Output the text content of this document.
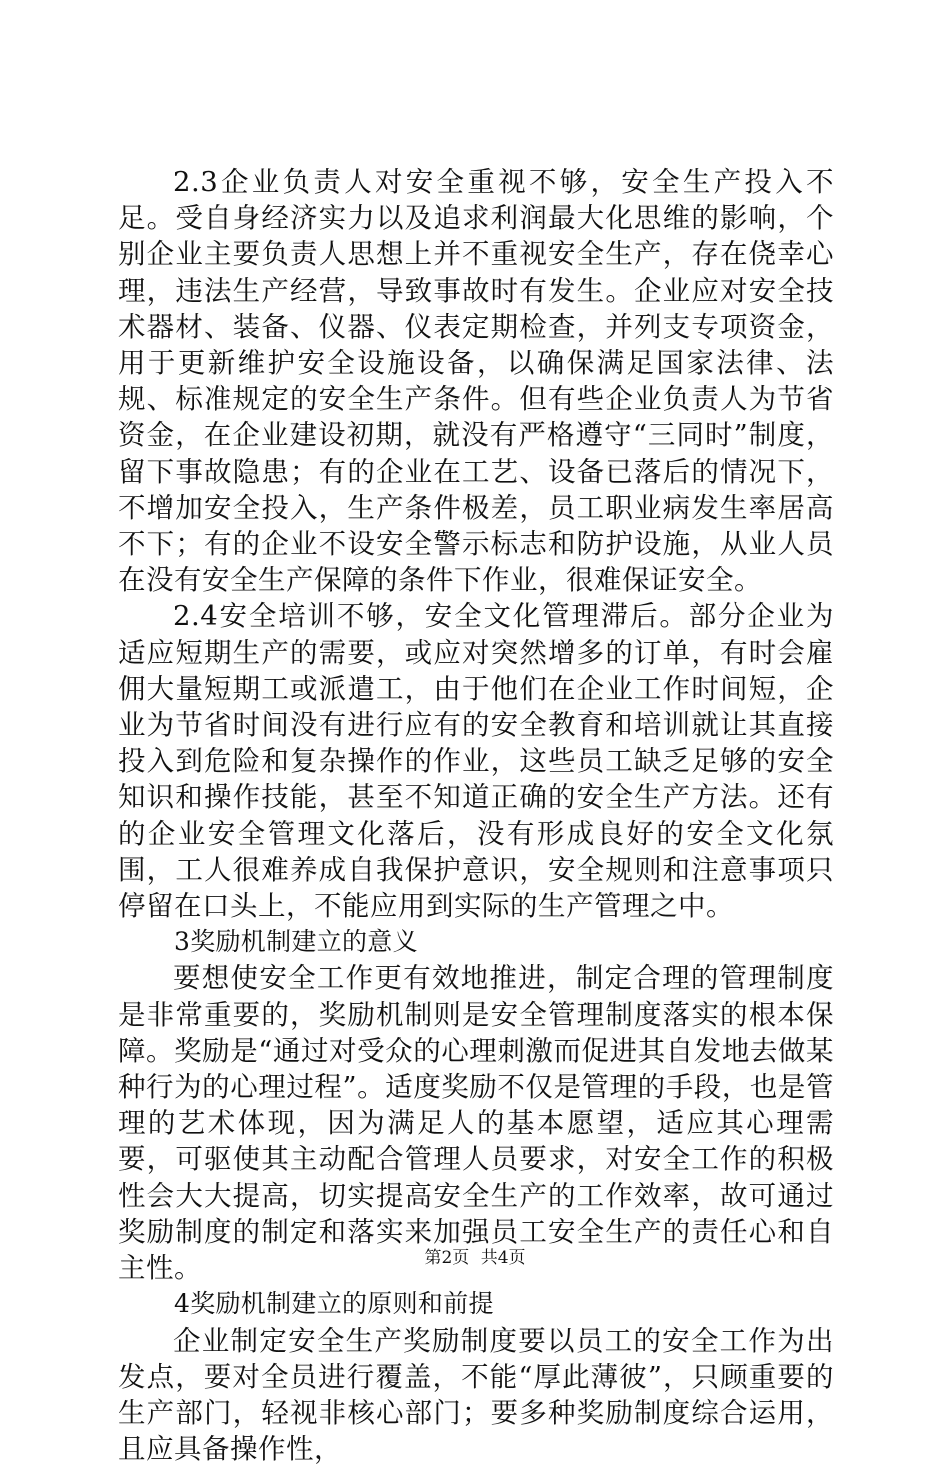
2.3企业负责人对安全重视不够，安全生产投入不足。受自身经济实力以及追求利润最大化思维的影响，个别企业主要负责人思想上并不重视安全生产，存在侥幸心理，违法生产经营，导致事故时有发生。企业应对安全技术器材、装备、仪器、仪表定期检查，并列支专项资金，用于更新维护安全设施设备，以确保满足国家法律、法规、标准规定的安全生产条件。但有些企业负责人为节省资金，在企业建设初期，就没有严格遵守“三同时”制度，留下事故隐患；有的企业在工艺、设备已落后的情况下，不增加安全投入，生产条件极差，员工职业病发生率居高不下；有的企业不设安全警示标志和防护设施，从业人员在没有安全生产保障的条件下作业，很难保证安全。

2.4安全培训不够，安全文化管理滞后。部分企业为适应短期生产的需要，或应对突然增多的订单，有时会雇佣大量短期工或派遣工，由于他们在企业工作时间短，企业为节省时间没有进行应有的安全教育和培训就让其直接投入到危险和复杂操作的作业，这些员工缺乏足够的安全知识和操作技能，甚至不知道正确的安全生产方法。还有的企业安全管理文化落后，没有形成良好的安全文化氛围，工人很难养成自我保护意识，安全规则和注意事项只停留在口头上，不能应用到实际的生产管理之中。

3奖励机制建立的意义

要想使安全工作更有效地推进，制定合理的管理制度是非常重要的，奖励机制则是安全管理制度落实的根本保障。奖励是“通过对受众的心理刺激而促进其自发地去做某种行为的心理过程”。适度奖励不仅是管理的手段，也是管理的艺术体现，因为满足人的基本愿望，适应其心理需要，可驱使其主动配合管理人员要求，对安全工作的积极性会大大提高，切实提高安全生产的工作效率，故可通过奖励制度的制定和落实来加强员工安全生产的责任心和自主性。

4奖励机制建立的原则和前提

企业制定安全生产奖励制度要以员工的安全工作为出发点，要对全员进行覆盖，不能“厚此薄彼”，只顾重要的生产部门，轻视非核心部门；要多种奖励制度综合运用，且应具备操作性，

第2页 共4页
════════════════════
THE TASK
With the pictures left out, transcribe the material exactly.

COMPLETE ANSWER
Output the text content of this document.
2.3企业负责人对安全重视不够，安全生产投入不足。受自身经济实力以及追求利润最大化思维的影响，个别企业主要负责人思想上并不重视安全生产，存在侥幸心理，违法生产经营，导致事故时有发生。企业应对安全技术器材、装备、仪器、仪表定期检查，并列支专项资金，用于更新维护安全设施设备，以确保满足国家法律、法规、标准规定的安全生产条件。但有些企业负责人为节省资金，在企业建设初期，就没有严格遵守“三同时”制度，留下事故隐患；有的企业在工艺、设备已落后的情况下，不增加安全投入，生产条件极差，员工职业病发生率居高不下；有的企业不设安全警示标志和防护设施，从业人员在没有安全生产保障的条件下作业，很难保证安全。

2.4安全培训不够，安全文化管理滞后。部分企业为适应短期生产的需要，或应对突然增多的订单，有时会雇佣大量短期工或派遣工，由于他们在企业工作时间短，企业为节省时间没有进行应有的安全教育和培训就让其直接投入到危险和复杂操作的作业，这些员工缺乏足够的安全知识和操作技能，甚至不知道正确的安全生产方法。还有的企业安全管理文化落后，没有形成良好的安全文化氛围，工人很难养成自我保护意识，安全规则和注意事项只停留在口头上，不能应用到实际的生产管理之中。

3奖励机制建立的意义

要想使安全工作更有效地推进，制定合理的管理制度是非常重要的，奖励机制则是安全管理制度落实的根本保障。奖励是“通过对受众的心理刺激而促进其自发地去做某种行为的心理过程”。适度奖励不仅是管理的手段，也是管理的艺术体现，因为满足人的基本愿望，适应其心理需要，可驱使其主动配合管理人员要求，对安全工作的积极性会大大提高，切实提高安全生产的工作效率，故可通过奖励制度的制定和落实来加强员工安全生产的责任心和自主性。

4奖励机制建立的原则和前提

企业制定安全生产奖励制度要以员工的安全工作为出发点，要对全员进行覆盖，不能“厚此薄彼”，只顾重要的生产部门，轻视非核心部门；要多种奖励制度综合运用，且应具备操作性，

第2页 共4页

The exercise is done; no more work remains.